* _WRITTEN TASK_: Copy out all of the material below line for line, without changing a single character.

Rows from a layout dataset
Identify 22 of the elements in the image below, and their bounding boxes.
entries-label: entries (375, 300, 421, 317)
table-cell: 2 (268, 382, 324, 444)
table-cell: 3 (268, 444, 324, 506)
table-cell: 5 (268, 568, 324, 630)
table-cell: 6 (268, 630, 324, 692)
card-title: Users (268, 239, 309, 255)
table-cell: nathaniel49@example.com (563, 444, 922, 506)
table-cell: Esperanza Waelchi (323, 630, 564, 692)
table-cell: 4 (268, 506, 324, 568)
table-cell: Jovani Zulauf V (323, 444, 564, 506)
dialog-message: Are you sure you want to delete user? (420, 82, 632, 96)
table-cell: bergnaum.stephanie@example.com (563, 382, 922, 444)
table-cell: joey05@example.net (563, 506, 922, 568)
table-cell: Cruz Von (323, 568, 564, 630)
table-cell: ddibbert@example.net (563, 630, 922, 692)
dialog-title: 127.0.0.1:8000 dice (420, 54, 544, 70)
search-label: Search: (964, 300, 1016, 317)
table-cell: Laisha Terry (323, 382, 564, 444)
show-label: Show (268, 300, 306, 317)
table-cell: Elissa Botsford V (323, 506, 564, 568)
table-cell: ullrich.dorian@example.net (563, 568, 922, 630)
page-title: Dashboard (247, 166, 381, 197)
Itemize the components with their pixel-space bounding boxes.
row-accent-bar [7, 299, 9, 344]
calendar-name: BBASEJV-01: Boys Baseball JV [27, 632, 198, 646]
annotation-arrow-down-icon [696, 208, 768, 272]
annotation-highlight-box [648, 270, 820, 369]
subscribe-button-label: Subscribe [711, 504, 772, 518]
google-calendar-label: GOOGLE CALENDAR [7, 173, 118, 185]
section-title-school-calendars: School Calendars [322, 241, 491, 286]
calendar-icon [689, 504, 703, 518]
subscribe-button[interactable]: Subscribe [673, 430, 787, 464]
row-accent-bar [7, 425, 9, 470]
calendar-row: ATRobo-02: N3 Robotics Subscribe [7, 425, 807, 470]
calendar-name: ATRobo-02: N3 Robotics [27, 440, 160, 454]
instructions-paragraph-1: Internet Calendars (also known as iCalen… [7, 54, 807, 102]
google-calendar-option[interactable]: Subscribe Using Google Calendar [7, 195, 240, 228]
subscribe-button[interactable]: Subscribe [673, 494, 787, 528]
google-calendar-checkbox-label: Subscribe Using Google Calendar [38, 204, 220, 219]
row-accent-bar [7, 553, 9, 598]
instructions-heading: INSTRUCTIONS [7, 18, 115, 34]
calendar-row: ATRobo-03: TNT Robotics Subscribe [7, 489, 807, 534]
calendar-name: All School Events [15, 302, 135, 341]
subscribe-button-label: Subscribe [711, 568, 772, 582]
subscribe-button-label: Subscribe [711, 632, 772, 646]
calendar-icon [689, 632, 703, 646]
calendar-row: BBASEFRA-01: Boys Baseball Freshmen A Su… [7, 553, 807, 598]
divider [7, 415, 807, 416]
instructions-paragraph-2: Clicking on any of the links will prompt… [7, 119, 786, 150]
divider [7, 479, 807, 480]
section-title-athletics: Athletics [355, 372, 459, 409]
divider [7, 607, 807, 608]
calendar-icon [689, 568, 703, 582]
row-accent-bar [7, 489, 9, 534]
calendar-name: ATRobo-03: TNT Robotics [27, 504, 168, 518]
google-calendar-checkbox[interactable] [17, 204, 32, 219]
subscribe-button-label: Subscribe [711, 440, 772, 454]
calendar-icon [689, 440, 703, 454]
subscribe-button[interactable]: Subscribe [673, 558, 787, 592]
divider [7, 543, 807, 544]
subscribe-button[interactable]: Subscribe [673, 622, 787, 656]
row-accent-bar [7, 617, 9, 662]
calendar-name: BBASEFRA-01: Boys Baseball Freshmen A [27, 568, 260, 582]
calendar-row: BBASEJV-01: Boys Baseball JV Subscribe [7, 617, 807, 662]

* _CORRECT ANSWER_:
Identify 22 of the elements in the image below, and their bounding boxes.
entries-label: entries (375, 300, 421, 317)
table-cell: 2 (268, 382, 324, 444)
table-cell: 3 (268, 444, 324, 506)
table-cell: 5 (268, 568, 324, 630)
table-cell: 6 (268, 630, 324, 692)
card-title: Users (268, 239, 309, 255)
table-cell: nathaniel49@example.com (563, 444, 922, 506)
table-cell: Esperanza Waelchi (323, 630, 564, 692)
table-cell: 4 (268, 506, 324, 568)
table-cell: Jovani Zulauf V (323, 444, 564, 506)
dialog-message: Are you sure you want to delete user? (420, 82, 632, 96)
table-cell: bergnaum.stephanie@example.com (563, 382, 922, 444)
table-cell: joey05@example.net (563, 506, 922, 568)
table-cell: Cruz Von (323, 568, 564, 630)
table-cell: ddibbert@example.net (563, 630, 922, 692)
dialog-title: 127.0.0.1:8000 dice (420, 54, 544, 70)
search-label: Search: (964, 300, 1016, 317)
table-cell: Laisha Terry (323, 382, 564, 444)
show-label: Show (268, 300, 306, 317)
table-cell: Elissa Botsford V (323, 506, 564, 568)
table-cell: ullrich.dorian@example.net (563, 568, 922, 630)
page-title: Dashboard (247, 166, 381, 197)
Itemize the components with their pixel-space bounding boxes.
row-accent-bar [7, 299, 9, 344]
calendar-name: BBASEJV-01: Boys Baseball JV [27, 632, 198, 646]
annotation-arrow-down-icon [696, 208, 768, 272]
annotation-highlight-box [648, 270, 820, 369]
subscribe-button-label: Subscribe [711, 504, 772, 518]
google-calendar-label: GOOGLE CALENDAR [7, 173, 118, 185]
section-title-school-calendars: School Calendars [322, 241, 491, 286]
calendar-icon [689, 504, 703, 518]
subscribe-button[interactable]: Subscribe [673, 430, 787, 464]
row-accent-bar [7, 425, 9, 470]
calendar-row: ATRobo-02: N3 Robotics Subscribe [7, 425, 807, 470]
calendar-name: ATRobo-02: N3 Robotics [27, 440, 160, 454]
instructions-paragraph-1: Internet Calendars (also known as iCalen… [7, 54, 807, 102]
google-calendar-option[interactable]: Subscribe Using Google Calendar [7, 195, 240, 228]
subscribe-button[interactable]: Subscribe [673, 494, 787, 528]
google-calendar-checkbox-label: Subscribe Using Google Calendar [38, 204, 220, 219]
row-accent-bar [7, 553, 9, 598]
instructions-heading: INSTRUCTIONS [7, 18, 115, 34]
calendar-row: ATRobo-03: TNT Robotics Subscribe [7, 489, 807, 534]
calendar-name: All School Events [15, 302, 135, 341]
subscribe-button-label: Subscribe [711, 568, 772, 582]
subscribe-button-label: Subscribe [711, 632, 772, 646]
calendar-icon [689, 632, 703, 646]
calendar-row: BBASEFRA-01: Boys Baseball Freshmen A Su… [7, 553, 807, 598]
divider [7, 415, 807, 416]
instructions-paragraph-2: Clicking on any of the links will prompt… [7, 119, 786, 150]
divider [7, 479, 807, 480]
section-title-athletics: Athletics [355, 372, 459, 409]
divider [7, 607, 807, 608]
calendar-icon [689, 568, 703, 582]
row-accent-bar [7, 489, 9, 534]
calendar-name: ATRobo-03: TNT Robotics [27, 504, 168, 518]
google-calendar-checkbox[interactable] [17, 204, 32, 219]
subscribe-button-label: Subscribe [711, 440, 772, 454]
calendar-icon [689, 440, 703, 454]
subscribe-button[interactable]: Subscribe [673, 558, 787, 592]
divider [7, 543, 807, 544]
subscribe-button[interactable]: Subscribe [673, 622, 787, 656]
row-accent-bar [7, 617, 9, 662]
calendar-name: BBASEFRA-01: Boys Baseball Freshmen A [27, 568, 260, 582]
calendar-row: BBASEJV-01: Boys Baseball JV Subscribe [7, 617, 807, 662]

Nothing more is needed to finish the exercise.